- [WHAT TO PRODUCE]
Your task is to transcribe the data in full.

** BEGIN DATA SHOWN **

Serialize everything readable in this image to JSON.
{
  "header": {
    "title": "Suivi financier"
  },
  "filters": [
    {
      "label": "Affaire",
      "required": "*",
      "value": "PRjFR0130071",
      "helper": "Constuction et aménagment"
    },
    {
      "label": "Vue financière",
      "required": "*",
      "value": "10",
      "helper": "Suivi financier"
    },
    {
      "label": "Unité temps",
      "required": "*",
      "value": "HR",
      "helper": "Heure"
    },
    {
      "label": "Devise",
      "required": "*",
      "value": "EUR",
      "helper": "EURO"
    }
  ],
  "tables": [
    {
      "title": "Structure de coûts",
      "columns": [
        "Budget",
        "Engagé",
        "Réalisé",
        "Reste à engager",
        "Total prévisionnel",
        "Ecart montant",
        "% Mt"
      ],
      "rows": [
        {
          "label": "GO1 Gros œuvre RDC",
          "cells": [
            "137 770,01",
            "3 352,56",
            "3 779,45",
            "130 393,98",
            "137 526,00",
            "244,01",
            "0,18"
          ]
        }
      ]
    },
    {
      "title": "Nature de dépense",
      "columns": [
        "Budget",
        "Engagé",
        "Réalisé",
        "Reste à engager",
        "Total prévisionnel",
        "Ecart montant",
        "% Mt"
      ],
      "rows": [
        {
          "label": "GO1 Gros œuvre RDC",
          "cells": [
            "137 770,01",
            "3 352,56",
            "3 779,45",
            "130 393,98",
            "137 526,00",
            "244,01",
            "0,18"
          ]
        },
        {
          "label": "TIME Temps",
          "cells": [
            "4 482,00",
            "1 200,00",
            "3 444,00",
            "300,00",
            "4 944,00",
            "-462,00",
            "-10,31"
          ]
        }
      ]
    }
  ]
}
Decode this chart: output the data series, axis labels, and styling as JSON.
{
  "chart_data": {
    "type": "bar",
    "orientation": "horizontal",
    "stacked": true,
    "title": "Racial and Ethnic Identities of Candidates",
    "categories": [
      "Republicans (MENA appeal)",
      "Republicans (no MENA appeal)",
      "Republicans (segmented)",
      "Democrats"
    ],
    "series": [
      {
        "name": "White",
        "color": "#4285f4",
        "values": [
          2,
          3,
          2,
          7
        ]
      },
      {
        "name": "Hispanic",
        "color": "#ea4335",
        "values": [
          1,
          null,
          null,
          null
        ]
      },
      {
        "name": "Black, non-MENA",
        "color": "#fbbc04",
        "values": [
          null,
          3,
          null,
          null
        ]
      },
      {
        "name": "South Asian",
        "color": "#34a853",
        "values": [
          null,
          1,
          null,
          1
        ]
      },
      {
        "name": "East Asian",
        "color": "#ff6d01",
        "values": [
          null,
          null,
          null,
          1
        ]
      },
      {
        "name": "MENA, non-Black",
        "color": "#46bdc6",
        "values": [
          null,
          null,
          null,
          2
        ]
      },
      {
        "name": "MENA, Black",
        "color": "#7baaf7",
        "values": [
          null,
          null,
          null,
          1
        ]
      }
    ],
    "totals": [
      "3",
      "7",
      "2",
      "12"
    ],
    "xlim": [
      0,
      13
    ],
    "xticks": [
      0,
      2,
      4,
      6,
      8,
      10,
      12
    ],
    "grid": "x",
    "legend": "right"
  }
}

** END DATA SHOWN **

- [RESULT]
Serialize everything readable in this image to JSON.
{
  "header": {
    "title": "Suivi financier"
  },
  "filters": [
    {
      "label": "Affaire",
      "required": "*",
      "value": "PRjFR0130071",
      "helper": "Constuction et aménagment"
    },
    {
      "label": "Vue financière",
      "required": "*",
      "value": "10",
      "helper": "Suivi financier"
    },
    {
      "label": "Unité temps",
      "required": "*",
      "value": "HR",
      "helper": "Heure"
    },
    {
      "label": "Devise",
      "required": "*",
      "value": "EUR",
      "helper": "EURO"
    }
  ],
  "tables": [
    {
      "title": "Structure de coûts",
      "columns": [
        "Budget",
        "Engagé",
        "Réalisé",
        "Reste à engager",
        "Total prévisionnel",
        "Ecart montant",
        "% Mt"
      ],
      "rows": [
        {
          "label": "GO1 Gros œuvre RDC",
          "cells": [
            "137 770,01",
            "3 352,56",
            "3 779,45",
            "130 393,98",
            "137 526,00",
            "244,01",
            "0,18"
          ]
        }
      ]
    },
    {
      "title": "Nature de dépense",
      "columns": [
        "Budget",
        "Engagé",
        "Réalisé",
        "Reste à engager",
        "Total prévisionnel",
        "Ecart montant",
        "% Mt"
      ],
      "rows": [
        {
          "label": "GO1 Gros œuvre RDC",
          "cells": [
            "137 770,01",
            "3 352,56",
            "3 779,45",
            "130 393,98",
            "137 526,00",
            "244,01",
            "0,18"
          ]
        },
        {
          "label": "TIME Temps",
          "cells": [
            "4 482,00",
            "1 200,00",
            "3 444,00",
            "300,00",
            "4 944,00",
            "-462,00",
            "-10,31"
          ]
        }
      ]
    }
  ]
}
Decode this chart: output the data series, axis labels, and styling as JSON.
{
  "chart_data": {
    "type": "bar",
    "orientation": "horizontal",
    "stacked": true,
    "title": "Racial and Ethnic Identities of Candidates",
    "categories": [
      "Republicans (MENA appeal)",
      "Republicans (no MENA appeal)",
      "Republicans (segmented)",
      "Democrats"
    ],
    "series": [
      {
        "name": "White",
        "color": "#4285f4",
        "values": [
          2,
          3,
          2,
          7
        ]
      },
      {
        "name": "Hispanic",
        "color": "#ea4335",
        "values": [
          1,
          null,
          null,
          null
        ]
      },
      {
        "name": "Black, non-MENA",
        "color": "#fbbc04",
        "values": [
          null,
          3,
          null,
          null
        ]
      },
      {
        "name": "South Asian",
        "color": "#34a853",
        "values": [
          null,
          1,
          null,
          1
        ]
      },
      {
        "name": "East Asian",
        "color": "#ff6d01",
        "values": [
          null,
          null,
          null,
          1
        ]
      },
      {
        "name": "MENA, non-Black",
        "color": "#46bdc6",
        "values": [
          null,
          null,
          null,
          2
        ]
      },
      {
        "name": "MENA, Black",
        "color": "#7baaf7",
        "values": [
          null,
          null,
          null,
          1
        ]
      }
    ],
    "totals": [
      "3",
      "7",
      "2",
      "12"
    ],
    "xlim": [
      0,
      13
    ],
    "xticks": [
      0,
      2,
      4,
      6,
      8,
      10,
      12
    ],
    "grid": "x",
    "legend": "right"
  }
}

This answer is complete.